▶ _DATA FOR THIS TASK_
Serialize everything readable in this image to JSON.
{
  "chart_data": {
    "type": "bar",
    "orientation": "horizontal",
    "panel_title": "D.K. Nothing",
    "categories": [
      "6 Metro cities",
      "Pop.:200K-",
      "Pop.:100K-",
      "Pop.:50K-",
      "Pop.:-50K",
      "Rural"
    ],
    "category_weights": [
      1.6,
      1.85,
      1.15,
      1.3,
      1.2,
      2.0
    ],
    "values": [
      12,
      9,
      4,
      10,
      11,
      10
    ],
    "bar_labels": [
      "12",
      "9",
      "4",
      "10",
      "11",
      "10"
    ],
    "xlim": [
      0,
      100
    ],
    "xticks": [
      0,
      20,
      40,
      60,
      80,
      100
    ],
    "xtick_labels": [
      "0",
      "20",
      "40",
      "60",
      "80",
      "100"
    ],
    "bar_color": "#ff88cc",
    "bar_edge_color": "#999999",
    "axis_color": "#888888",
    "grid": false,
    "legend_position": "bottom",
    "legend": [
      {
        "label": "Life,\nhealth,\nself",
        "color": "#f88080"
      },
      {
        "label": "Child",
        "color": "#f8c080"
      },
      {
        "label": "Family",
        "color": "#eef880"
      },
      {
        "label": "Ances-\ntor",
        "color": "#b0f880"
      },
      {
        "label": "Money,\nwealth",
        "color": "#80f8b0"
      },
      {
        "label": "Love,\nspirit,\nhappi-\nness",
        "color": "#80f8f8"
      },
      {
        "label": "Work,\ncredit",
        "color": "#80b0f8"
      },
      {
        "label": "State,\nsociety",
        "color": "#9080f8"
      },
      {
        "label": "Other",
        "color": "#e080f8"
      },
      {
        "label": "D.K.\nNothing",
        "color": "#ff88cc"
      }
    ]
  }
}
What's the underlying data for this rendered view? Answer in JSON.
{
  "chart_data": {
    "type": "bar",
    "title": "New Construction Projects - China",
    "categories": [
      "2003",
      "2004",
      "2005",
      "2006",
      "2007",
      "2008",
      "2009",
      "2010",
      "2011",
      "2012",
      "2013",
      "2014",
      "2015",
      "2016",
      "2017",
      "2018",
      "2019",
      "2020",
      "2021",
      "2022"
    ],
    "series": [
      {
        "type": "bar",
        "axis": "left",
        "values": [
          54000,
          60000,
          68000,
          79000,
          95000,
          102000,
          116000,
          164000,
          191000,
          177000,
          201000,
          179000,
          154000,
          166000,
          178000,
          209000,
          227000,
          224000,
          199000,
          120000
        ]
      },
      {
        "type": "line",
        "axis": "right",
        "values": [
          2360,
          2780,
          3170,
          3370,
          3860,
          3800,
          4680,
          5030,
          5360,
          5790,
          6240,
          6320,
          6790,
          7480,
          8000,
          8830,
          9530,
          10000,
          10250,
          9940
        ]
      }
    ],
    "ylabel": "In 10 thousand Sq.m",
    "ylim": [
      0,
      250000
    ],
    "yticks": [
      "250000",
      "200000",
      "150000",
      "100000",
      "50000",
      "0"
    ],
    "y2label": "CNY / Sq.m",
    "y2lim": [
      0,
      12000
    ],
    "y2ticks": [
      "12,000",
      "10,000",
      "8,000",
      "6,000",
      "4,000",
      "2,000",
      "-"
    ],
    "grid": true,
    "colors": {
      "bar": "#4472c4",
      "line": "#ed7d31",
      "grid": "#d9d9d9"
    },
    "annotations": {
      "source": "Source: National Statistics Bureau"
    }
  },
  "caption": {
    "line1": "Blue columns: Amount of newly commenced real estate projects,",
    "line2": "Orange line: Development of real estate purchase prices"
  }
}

▶ _EXERCISE OBJECTIVE_
Using the data above, reproduce every line exactly.

▶ _RESPONSE TO THIS TASK_
Serialize everything readable in this image to JSON.
{
  "chart_data": {
    "type": "bar",
    "orientation": "horizontal",
    "panel_title": "D.K. Nothing",
    "categories": [
      "6 Metro cities",
      "Pop.:200K-",
      "Pop.:100K-",
      "Pop.:50K-",
      "Pop.:-50K",
      "Rural"
    ],
    "category_weights": [
      1.6,
      1.85,
      1.15,
      1.3,
      1.2,
      2.0
    ],
    "values": [
      12,
      9,
      4,
      10,
      11,
      10
    ],
    "bar_labels": [
      "12",
      "9",
      "4",
      "10",
      "11",
      "10"
    ],
    "xlim": [
      0,
      100
    ],
    "xticks": [
      0,
      20,
      40,
      60,
      80,
      100
    ],
    "xtick_labels": [
      "0",
      "20",
      "40",
      "60",
      "80",
      "100"
    ],
    "bar_color": "#ff88cc",
    "bar_edge_color": "#999999",
    "axis_color": "#888888",
    "grid": false,
    "legend_position": "bottom",
    "legend": [
      {
        "label": "Life,\nhealth,\nself",
        "color": "#f88080"
      },
      {
        "label": "Child",
        "color": "#f8c080"
      },
      {
        "label": "Family",
        "color": "#eef880"
      },
      {
        "label": "Ances-\ntor",
        "color": "#b0f880"
      },
      {
        "label": "Money,\nwealth",
        "color": "#80f8b0"
      },
      {
        "label": "Love,\nspirit,\nhappi-\nness",
        "color": "#80f8f8"
      },
      {
        "label": "Work,\ncredit",
        "color": "#80b0f8"
      },
      {
        "label": "State,\nsociety",
        "color": "#9080f8"
      },
      {
        "label": "Other",
        "color": "#e080f8"
      },
      {
        "label": "D.K.\nNothing",
        "color": "#ff88cc"
      }
    ]
  }
}
What's the underlying data for this rendered view? Answer in JSON.
{
  "chart_data": {
    "type": "bar",
    "title": "New Construction Projects - China",
    "categories": [
      "2003",
      "2004",
      "2005",
      "2006",
      "2007",
      "2008",
      "2009",
      "2010",
      "2011",
      "2012",
      "2013",
      "2014",
      "2015",
      "2016",
      "2017",
      "2018",
      "2019",
      "2020",
      "2021",
      "2022"
    ],
    "series": [
      {
        "type": "bar",
        "axis": "left",
        "values": [
          54000,
          60000,
          68000,
          79000,
          95000,
          102000,
          116000,
          164000,
          191000,
          177000,
          201000,
          179000,
          154000,
          166000,
          178000,
          209000,
          227000,
          224000,
          199000,
          120000
        ]
      },
      {
        "type": "line",
        "axis": "right",
        "values": [
          2360,
          2780,
          3170,
          3370,
          3860,
          3800,
          4680,
          5030,
          5360,
          5790,
          6240,
          6320,
          6790,
          7480,
          8000,
          8830,
          9530,
          10000,
          10250,
          9940
        ]
      }
    ],
    "ylabel": "In 10 thousand Sq.m",
    "ylim": [
      0,
      250000
    ],
    "yticks": [
      "250000",
      "200000",
      "150000",
      "100000",
      "50000",
      "0"
    ],
    "y2label": "CNY / Sq.m",
    "y2lim": [
      0,
      12000
    ],
    "y2ticks": [
      "12,000",
      "10,000",
      "8,000",
      "6,000",
      "4,000",
      "2,000",
      "-"
    ],
    "grid": true,
    "colors": {
      "bar": "#4472c4",
      "line": "#ed7d31",
      "grid": "#d9d9d9"
    },
    "annotations": {
      "source": "Source: National Statistics Bureau"
    }
  },
  "caption": {
    "line1": "Blue columns: Amount of newly commenced real estate projects,",
    "line2": "Orange line: Development of real estate purchase prices"
  }
}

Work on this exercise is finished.